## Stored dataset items
----

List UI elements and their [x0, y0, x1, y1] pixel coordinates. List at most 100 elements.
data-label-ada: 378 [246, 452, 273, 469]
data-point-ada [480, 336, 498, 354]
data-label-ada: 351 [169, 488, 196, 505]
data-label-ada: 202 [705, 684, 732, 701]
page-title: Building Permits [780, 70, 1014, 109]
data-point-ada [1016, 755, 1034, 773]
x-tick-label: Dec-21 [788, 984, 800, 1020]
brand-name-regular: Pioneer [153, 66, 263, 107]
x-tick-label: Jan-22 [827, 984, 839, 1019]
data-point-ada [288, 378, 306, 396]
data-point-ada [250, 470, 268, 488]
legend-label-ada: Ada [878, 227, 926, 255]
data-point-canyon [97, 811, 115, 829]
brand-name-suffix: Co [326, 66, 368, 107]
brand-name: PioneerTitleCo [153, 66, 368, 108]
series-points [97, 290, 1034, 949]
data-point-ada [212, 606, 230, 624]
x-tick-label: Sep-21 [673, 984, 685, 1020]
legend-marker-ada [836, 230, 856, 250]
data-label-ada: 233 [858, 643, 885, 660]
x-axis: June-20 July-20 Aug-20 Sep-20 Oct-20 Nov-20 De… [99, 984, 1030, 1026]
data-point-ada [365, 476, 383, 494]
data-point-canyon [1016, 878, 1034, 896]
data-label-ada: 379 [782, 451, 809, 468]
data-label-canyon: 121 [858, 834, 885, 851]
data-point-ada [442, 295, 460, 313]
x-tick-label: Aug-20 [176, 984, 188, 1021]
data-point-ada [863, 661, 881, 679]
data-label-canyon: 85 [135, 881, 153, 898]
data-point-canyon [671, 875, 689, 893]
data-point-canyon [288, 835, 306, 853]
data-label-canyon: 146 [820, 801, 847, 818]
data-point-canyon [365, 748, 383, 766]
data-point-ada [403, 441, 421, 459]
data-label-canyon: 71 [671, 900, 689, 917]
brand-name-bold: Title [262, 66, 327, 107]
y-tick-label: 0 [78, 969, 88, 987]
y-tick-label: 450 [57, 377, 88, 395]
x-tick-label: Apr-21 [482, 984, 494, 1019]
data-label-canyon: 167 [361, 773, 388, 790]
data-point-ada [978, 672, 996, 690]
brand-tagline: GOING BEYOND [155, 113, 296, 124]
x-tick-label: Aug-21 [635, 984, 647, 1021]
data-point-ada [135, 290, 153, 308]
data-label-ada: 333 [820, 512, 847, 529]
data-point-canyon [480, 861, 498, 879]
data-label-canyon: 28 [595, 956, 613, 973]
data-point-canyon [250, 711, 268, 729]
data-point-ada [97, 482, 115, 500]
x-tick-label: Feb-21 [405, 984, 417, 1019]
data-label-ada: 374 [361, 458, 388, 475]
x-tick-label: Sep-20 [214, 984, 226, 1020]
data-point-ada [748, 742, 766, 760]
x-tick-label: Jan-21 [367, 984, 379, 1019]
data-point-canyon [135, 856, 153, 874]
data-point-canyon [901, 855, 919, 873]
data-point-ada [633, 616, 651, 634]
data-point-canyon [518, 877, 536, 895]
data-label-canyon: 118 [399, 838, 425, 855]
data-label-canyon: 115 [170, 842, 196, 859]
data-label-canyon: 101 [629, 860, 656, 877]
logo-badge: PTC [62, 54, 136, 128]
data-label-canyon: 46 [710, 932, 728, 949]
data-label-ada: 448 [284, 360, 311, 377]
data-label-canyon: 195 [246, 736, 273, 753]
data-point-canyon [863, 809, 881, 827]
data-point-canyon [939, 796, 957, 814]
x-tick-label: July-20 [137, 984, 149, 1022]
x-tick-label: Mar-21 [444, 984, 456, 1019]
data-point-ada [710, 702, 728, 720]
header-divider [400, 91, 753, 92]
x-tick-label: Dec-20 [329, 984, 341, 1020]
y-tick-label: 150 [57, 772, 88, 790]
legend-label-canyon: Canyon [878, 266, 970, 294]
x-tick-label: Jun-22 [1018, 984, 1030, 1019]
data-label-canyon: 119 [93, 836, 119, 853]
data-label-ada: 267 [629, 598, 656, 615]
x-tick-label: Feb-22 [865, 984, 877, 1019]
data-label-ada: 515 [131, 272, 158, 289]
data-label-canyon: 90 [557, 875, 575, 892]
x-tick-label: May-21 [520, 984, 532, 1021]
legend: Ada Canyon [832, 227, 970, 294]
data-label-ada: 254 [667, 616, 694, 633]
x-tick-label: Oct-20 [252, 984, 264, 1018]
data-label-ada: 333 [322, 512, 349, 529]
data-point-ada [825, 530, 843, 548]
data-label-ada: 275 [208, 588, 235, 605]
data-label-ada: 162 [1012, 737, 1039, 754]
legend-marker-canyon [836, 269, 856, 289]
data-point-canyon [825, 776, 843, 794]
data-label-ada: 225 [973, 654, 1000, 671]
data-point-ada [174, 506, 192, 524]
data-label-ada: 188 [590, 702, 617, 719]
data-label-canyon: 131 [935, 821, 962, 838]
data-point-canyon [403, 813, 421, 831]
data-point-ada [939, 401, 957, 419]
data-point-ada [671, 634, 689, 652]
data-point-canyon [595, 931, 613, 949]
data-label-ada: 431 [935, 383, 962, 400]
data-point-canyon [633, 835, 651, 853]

----

Reproduce the lines above, starting at the very first one and ending at the line that contains "data-label-ada: 202 [705, 684, 732, 701]", including both.

## REPLY TO THE TASK
List UI elements and their [x0, y0, x1, y1] pixel coordinates. List at most 100 elements.
data-label-ada: 378 [246, 452, 273, 469]
data-point-ada [480, 336, 498, 354]
data-label-ada: 351 [169, 488, 196, 505]
data-label-ada: 202 [705, 684, 732, 701]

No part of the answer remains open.